# Provided data:
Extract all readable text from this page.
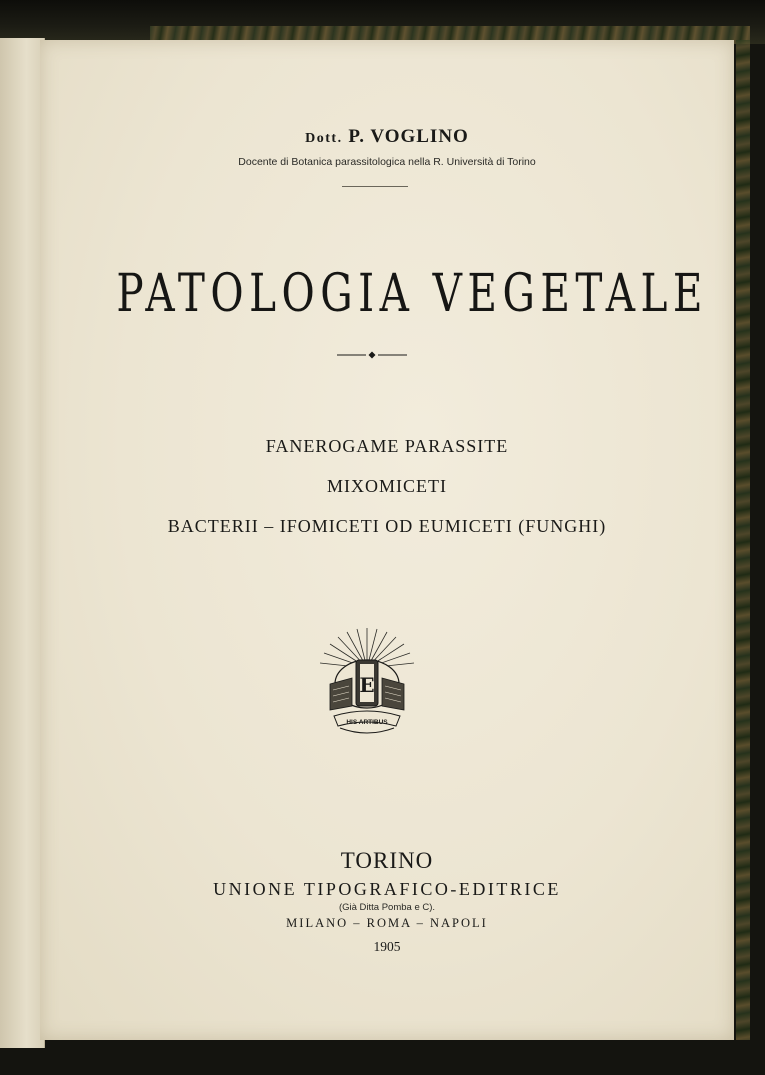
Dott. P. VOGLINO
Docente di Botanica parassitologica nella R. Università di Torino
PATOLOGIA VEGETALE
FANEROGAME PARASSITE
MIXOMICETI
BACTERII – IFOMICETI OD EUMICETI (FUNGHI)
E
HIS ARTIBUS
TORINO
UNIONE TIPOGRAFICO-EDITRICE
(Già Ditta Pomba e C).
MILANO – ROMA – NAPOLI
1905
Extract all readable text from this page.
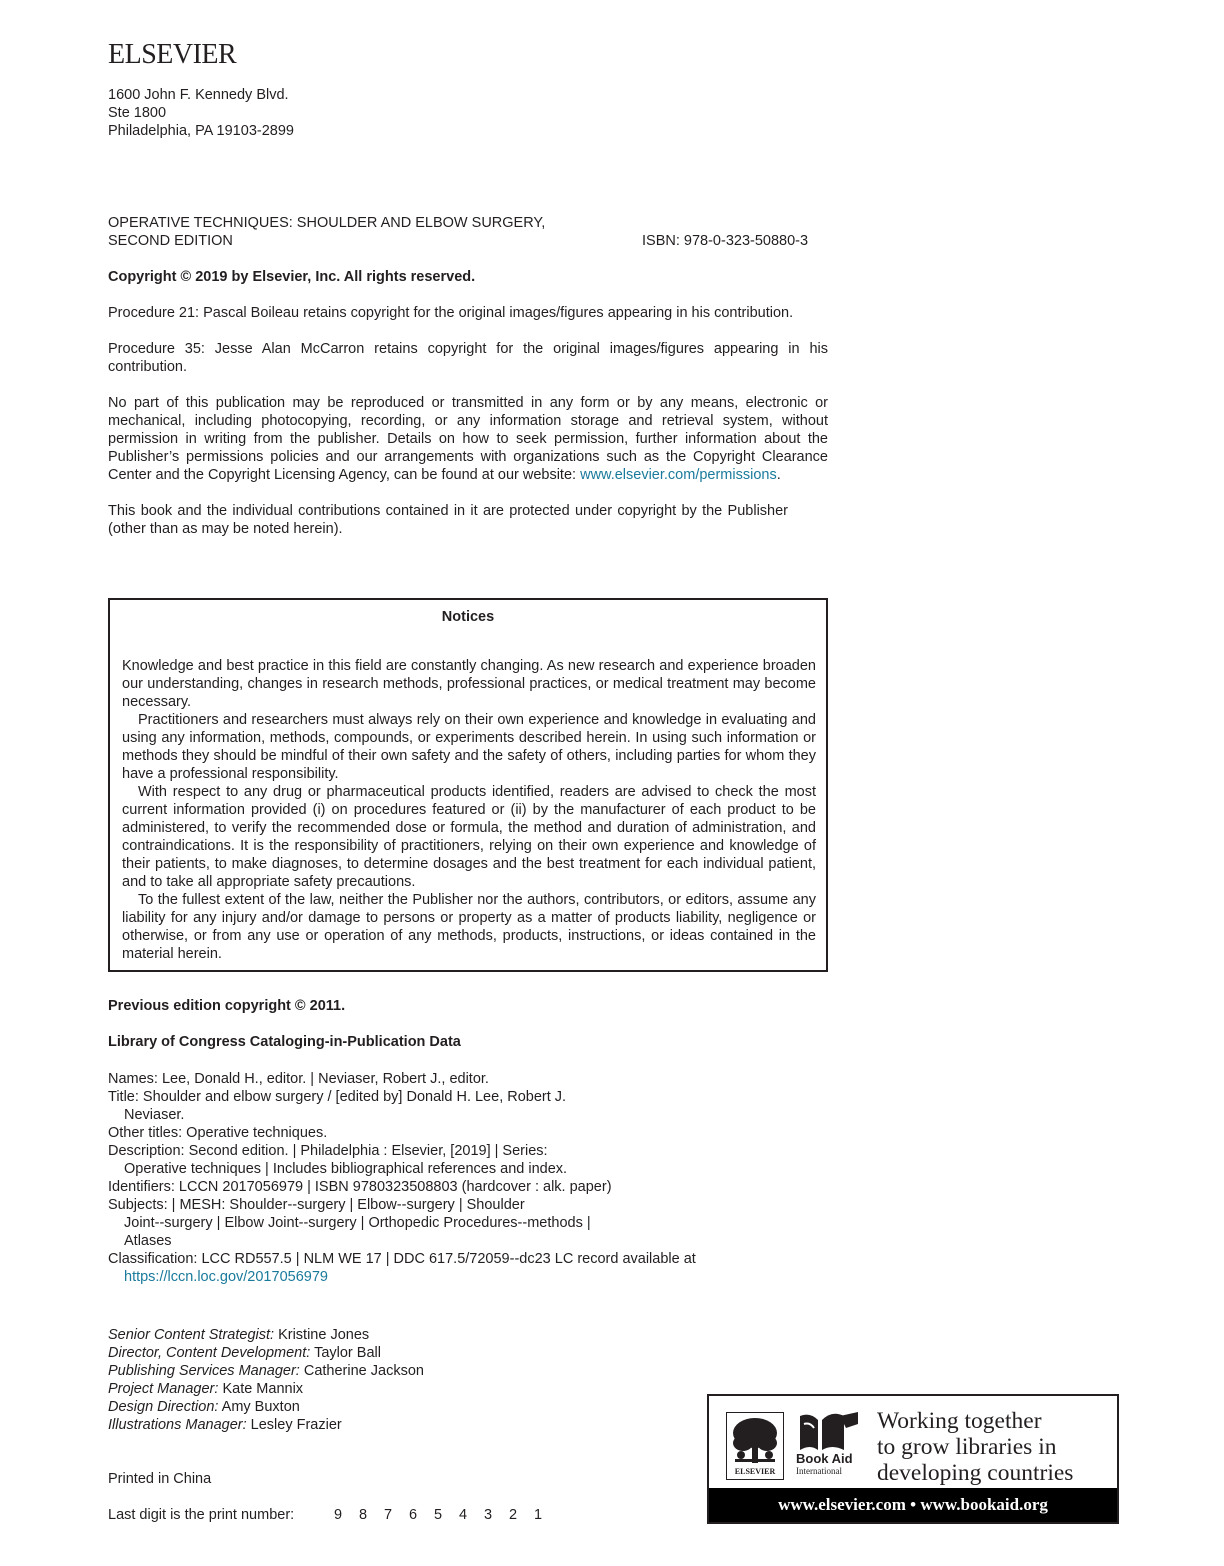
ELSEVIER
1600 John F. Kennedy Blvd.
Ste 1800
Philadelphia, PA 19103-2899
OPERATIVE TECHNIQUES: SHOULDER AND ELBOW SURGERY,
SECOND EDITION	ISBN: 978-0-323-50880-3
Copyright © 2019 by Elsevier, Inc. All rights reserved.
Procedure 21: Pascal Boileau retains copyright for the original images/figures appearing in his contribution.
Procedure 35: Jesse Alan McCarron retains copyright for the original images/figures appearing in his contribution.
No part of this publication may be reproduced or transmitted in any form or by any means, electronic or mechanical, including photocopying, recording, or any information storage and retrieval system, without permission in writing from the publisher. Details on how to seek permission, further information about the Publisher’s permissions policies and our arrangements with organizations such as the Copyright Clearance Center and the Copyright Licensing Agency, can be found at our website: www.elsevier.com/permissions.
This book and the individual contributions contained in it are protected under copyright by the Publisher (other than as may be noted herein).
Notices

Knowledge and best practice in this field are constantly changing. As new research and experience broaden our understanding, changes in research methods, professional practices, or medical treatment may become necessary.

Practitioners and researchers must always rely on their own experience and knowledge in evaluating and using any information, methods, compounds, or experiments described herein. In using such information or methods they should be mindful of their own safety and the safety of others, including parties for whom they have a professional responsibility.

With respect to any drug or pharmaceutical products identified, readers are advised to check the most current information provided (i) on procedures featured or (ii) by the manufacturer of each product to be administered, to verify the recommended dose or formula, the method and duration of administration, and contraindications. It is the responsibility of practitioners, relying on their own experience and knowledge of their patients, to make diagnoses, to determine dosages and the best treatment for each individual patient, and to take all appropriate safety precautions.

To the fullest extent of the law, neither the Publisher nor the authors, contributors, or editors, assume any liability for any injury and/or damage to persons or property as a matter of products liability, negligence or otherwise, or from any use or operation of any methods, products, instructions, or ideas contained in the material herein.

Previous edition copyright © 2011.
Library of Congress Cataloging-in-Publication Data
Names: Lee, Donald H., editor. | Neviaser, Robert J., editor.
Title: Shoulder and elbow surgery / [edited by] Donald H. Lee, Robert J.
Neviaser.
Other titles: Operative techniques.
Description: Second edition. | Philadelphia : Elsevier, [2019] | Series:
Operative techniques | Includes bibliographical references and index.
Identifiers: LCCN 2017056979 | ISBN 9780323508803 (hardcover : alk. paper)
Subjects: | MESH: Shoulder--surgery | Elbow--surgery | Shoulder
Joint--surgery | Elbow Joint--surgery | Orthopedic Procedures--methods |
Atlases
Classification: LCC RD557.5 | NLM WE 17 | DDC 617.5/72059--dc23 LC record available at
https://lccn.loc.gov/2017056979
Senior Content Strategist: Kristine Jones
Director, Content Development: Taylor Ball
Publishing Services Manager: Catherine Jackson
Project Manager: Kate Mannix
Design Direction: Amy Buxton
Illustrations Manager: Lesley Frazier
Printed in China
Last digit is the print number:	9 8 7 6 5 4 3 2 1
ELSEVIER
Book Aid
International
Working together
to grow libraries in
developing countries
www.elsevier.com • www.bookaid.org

# Instructions to follow:
Starting with the first entry and ending with the last, reproduce the listing exactly, without its pictures.

# Written answer:
Extract all readable text from this page.
Dott. P. VOGLINO
Docente di Botanica parassitologica nella R. Università di Torino
PATOLOGIA VEGETALE
FANEROGAME PARASSITE
MIXOMICETI
BACTERII – IFOMICETI OD EUMICETI (FUNGHI)
E
HIS ARTIBUS
TORINO
UNIONE TIPOGRAFICO-EDITRICE
(Già Ditta Pomba e C).
MILANO – ROMA – NAPOLI
1905
Extract all readable text from this page.
ELSEVIER
1600 John F. Kennedy Blvd.
Ste 1800
Philadelphia, PA 19103-2899
OPERATIVE TECHNIQUES: SHOULDER AND ELBOW SURGERY,
SECOND EDITION	ISBN: 978-0-323-50880-3
Copyright © 2019 by Elsevier, Inc. All rights reserved.
Procedure 21: Pascal Boileau retains copyright for the original images/figures appearing in his contribution.
Procedure 35: Jesse Alan McCarron retains copyright for the original images/figures appearing in his contribution.
No part of this publication may be reproduced or transmitted in any form or by any means, electronic or mechanical, including photocopying, recording, or any information storage and retrieval system, without permission in writing from the publisher. Details on how to seek permission, further information about the Publisher’s permissions policies and our arrangements with organizations such as the Copyright Clearance Center and the Copyright Licensing Agency, can be found at our website: www.elsevier.com/permissions.
This book and the individual contributions contained in it are protected under copyright by the Publisher (other than as may be noted herein).
Notices

Knowledge and best practice in this field are constantly changing. As new research and experience broaden our understanding, changes in research methods, professional practices, or medical treatment may become necessary.

Practitioners and researchers must always rely on their own experience and knowledge in evaluating and using any information, methods, compounds, or experiments described herein. In using such information or methods they should be mindful of their own safety and the safety of others, including parties for whom they have a professional responsibility.

With respect to any drug or pharmaceutical products identified, readers are advised to check the most current information provided (i) on procedures featured or (ii) by the manufacturer of each product to be administered, to verify the recommended dose or formula, the method and duration of administration, and contraindications. It is the responsibility of practitioners, relying on their own experience and knowledge of their patients, to make diagnoses, to determine dosages and the best treatment for each individual patient, and to take all appropriate safety precautions.

To the fullest extent of the law, neither the Publisher nor the authors, contributors, or editors, assume any liability for any injury and/or damage to persons or property as a matter of products liability, negligence or otherwise, or from any use or operation of any methods, products, instructions, or ideas contained in the material herein.

Previous edition copyright © 2011.
Library of Congress Cataloging-in-Publication Data
Names: Lee, Donald H., editor. | Neviaser, Robert J., editor.
Title: Shoulder and elbow surgery / [edited by] Donald H. Lee, Robert J.
Neviaser.
Other titles: Operative techniques.
Description: Second edition. | Philadelphia : Elsevier, [2019] | Series:
Operative techniques | Includes bibliographical references and index.
Identifiers: LCCN 2017056979 | ISBN 9780323508803 (hardcover : alk. paper)
Subjects: | MESH: Shoulder--surgery | Elbow--surgery | Shoulder
Joint--surgery | Elbow Joint--surgery | Orthopedic Procedures--methods |
Atlases
Classification: LCC RD557.5 | NLM WE 17 | DDC 617.5/72059--dc23 LC record available at
https://lccn.loc.gov/2017056979
Senior Content Strategist: Kristine Jones
Director, Content Development: Taylor Ball
Publishing Services Manager: Catherine Jackson
Project Manager: Kate Mannix
Design Direction: Amy Buxton
Illustrations Manager: Lesley Frazier
Printed in China
Last digit is the print number:	9 8 7 6 5 4 3 2 1
ELSEVIER
Book Aid
International
Working together
to grow libraries in
developing countries
www.elsevier.com • www.bookaid.org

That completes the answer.